§ CHALLENGE
Would you retype, word for word, the line with "What's the underlying" and every line after it through the end of the records below?

§ RECORD EXTRACTS

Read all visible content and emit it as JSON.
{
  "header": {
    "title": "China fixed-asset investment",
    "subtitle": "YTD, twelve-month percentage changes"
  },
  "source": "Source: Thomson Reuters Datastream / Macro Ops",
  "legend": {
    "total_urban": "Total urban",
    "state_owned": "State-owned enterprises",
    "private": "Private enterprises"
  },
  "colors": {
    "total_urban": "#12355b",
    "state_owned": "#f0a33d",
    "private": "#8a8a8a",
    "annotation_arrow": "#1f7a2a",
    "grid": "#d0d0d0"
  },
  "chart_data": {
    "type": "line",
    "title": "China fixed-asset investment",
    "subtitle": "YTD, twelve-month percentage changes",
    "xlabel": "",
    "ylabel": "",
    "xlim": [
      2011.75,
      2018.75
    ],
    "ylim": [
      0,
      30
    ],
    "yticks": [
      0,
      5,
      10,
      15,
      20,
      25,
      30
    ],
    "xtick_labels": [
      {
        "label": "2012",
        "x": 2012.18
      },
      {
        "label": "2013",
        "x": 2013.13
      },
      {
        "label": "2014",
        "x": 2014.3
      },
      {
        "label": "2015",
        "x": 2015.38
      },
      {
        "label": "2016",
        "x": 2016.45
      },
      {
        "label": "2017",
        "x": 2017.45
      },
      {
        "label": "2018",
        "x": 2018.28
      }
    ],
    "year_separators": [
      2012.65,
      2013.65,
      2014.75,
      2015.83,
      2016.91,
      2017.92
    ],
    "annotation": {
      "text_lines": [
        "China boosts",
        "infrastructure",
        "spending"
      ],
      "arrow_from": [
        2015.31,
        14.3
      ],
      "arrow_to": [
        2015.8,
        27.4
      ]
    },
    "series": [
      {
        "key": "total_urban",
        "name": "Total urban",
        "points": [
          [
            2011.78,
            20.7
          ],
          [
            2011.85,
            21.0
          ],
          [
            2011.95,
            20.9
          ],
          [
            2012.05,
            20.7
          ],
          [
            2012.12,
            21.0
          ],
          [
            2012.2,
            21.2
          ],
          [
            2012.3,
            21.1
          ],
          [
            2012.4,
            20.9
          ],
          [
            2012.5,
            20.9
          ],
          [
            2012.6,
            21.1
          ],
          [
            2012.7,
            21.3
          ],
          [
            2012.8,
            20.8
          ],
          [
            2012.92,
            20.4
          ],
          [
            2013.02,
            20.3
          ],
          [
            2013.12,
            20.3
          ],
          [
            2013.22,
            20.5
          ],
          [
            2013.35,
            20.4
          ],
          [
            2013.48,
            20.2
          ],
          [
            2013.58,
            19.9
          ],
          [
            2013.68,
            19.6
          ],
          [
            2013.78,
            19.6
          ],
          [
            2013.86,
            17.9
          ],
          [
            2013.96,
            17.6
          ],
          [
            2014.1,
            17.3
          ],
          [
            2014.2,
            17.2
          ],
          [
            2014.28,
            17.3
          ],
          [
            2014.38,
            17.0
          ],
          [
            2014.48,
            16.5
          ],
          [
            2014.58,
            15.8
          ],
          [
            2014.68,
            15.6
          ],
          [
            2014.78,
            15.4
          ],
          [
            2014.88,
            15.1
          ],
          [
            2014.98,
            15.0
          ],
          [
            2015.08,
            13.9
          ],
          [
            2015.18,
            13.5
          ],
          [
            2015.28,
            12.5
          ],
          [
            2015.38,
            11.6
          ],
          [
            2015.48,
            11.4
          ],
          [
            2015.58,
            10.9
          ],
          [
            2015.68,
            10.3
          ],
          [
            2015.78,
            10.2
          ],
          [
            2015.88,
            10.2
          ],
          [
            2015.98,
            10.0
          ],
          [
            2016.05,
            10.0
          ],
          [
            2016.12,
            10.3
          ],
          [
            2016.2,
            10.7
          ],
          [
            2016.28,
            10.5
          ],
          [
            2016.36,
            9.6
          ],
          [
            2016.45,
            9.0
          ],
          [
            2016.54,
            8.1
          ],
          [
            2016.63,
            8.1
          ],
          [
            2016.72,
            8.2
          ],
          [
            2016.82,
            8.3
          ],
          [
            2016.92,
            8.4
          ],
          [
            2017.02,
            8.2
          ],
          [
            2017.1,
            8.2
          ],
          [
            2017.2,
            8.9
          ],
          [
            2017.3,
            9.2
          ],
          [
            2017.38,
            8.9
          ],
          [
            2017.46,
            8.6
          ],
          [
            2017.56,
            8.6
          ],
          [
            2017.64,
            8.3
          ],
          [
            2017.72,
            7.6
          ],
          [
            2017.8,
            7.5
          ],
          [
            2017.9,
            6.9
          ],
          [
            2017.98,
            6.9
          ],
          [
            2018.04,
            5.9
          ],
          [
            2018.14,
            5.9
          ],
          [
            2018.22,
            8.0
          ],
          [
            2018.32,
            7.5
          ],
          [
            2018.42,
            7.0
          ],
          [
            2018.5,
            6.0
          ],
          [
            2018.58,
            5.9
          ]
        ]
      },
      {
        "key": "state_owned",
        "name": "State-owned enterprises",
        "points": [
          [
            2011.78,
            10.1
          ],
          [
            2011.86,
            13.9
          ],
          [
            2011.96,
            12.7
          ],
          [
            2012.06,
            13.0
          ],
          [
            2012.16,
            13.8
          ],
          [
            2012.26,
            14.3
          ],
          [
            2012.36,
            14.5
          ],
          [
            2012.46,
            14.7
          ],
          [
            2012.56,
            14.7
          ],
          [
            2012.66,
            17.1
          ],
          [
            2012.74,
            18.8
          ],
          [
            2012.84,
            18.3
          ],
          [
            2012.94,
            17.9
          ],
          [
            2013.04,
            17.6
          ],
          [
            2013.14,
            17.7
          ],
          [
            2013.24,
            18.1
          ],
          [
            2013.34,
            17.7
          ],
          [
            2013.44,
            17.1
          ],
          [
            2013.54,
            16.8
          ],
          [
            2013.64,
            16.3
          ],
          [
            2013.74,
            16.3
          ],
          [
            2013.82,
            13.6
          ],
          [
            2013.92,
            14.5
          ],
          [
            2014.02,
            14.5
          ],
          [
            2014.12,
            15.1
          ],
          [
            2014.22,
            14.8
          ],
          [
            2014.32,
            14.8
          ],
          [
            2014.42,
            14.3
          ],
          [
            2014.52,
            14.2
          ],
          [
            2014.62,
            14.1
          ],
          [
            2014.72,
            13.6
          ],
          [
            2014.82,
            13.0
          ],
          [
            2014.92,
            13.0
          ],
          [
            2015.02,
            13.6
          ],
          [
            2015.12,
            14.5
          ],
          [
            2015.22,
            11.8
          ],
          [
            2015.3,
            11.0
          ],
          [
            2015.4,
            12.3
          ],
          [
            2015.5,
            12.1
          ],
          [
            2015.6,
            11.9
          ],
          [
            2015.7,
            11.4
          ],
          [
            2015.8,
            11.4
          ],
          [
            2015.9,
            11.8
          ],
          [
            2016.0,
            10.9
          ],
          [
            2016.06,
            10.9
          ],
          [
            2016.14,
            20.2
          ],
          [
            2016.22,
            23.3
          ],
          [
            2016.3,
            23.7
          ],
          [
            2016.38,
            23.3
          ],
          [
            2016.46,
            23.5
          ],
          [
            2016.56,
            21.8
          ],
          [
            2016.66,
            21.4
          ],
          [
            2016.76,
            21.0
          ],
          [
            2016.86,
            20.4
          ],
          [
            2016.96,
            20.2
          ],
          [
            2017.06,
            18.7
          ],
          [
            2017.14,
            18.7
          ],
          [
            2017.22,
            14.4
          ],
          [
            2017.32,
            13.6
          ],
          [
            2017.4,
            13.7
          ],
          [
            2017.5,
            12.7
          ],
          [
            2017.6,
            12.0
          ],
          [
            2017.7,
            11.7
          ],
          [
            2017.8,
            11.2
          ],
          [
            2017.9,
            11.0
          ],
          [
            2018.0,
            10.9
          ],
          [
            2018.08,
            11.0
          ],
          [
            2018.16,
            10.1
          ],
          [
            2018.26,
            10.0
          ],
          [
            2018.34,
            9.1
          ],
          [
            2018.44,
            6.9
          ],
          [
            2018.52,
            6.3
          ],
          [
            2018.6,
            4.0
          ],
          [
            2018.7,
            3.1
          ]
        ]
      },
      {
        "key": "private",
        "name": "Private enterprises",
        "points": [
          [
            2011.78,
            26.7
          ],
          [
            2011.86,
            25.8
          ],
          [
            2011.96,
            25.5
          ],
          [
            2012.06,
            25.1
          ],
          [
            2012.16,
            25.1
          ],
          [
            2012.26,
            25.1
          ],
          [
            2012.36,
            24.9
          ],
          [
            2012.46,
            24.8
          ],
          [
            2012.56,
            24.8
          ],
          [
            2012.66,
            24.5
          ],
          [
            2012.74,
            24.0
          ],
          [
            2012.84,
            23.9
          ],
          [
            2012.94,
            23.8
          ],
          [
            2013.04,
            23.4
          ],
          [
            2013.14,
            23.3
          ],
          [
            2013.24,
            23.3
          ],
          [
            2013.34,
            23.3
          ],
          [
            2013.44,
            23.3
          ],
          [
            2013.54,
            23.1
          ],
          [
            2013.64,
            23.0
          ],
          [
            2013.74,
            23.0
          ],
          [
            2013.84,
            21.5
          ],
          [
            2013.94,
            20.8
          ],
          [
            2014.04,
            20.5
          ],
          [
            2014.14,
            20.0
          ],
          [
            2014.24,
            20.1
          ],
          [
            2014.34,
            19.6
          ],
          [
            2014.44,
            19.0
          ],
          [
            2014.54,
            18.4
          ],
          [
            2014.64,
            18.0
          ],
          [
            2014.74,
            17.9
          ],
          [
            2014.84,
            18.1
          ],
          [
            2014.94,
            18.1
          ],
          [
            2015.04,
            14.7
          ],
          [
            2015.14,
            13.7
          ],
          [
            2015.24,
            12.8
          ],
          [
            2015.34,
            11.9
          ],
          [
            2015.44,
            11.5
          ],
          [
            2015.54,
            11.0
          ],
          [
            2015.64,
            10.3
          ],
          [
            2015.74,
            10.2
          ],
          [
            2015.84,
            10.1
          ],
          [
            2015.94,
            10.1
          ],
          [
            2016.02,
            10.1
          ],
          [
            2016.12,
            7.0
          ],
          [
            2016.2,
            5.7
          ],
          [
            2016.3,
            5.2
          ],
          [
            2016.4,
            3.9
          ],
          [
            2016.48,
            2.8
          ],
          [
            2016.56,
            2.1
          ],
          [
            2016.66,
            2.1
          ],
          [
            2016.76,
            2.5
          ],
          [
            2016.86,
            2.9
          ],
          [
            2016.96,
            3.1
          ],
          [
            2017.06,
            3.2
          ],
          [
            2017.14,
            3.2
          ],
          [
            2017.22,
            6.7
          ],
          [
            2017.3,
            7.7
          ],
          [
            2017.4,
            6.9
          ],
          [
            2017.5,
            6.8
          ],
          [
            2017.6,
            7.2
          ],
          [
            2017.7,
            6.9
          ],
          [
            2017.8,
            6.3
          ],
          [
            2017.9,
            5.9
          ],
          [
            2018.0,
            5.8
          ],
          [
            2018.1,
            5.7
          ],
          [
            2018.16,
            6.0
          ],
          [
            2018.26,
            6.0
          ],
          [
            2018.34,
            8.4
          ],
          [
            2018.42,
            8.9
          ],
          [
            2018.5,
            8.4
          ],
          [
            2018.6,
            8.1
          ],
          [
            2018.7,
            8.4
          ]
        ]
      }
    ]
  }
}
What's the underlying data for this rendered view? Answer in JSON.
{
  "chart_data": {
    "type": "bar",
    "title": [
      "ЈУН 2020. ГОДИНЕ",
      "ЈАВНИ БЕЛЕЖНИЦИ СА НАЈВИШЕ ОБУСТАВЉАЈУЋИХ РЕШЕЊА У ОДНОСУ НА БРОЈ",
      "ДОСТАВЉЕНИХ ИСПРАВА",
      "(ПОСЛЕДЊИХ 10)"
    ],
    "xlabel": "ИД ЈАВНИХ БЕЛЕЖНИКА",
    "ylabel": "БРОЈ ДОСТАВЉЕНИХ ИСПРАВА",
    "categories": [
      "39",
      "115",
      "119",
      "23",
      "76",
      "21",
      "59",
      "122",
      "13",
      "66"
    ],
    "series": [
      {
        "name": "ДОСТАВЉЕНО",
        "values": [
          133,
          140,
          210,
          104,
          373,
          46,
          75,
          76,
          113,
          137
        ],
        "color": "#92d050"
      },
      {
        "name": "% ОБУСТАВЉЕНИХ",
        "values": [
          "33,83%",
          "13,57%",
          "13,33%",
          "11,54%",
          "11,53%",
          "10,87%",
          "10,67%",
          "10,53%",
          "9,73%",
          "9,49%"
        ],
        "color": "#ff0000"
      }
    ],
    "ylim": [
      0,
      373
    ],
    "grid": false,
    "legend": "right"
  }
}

§ ANSWER TO THE PROBLEM
What's the underlying data for this rendered view? Answer in JSON.
{
  "chart_data": {
    "type": "bar",
    "title": [
      "ЈУН 2020. ГОДИНЕ",
      "ЈАВНИ БЕЛЕЖНИЦИ СА НАЈВИШЕ ОБУСТАВЉАЈУЋИХ РЕШЕЊА У ОДНОСУ НА БРОЈ",
      "ДОСТАВЉЕНИХ ИСПРАВА",
      "(ПОСЛЕДЊИХ 10)"
    ],
    "xlabel": "ИД ЈАВНИХ БЕЛЕЖНИКА",
    "ylabel": "БРОЈ ДОСТАВЉЕНИХ ИСПРАВА",
    "categories": [
      "39",
      "115",
      "119",
      "23",
      "76",
      "21",
      "59",
      "122",
      "13",
      "66"
    ],
    "series": [
      {
        "name": "ДОСТАВЉЕНО",
        "values": [
          133,
          140,
          210,
          104,
          373,
          46,
          75,
          76,
          113,
          137
        ],
        "color": "#92d050"
      },
      {
        "name": "% ОБУСТАВЉЕНИХ",
        "values": [
          "33,83%",
          "13,57%",
          "13,33%",
          "11,54%",
          "11,53%",
          "10,87%",
          "10,67%",
          "10,53%",
          "9,73%",
          "9,49%"
        ],
        "color": "#ff0000"
      }
    ],
    "ylim": [
      0,
      373
    ],
    "grid": false,
    "legend": "right"
  }
}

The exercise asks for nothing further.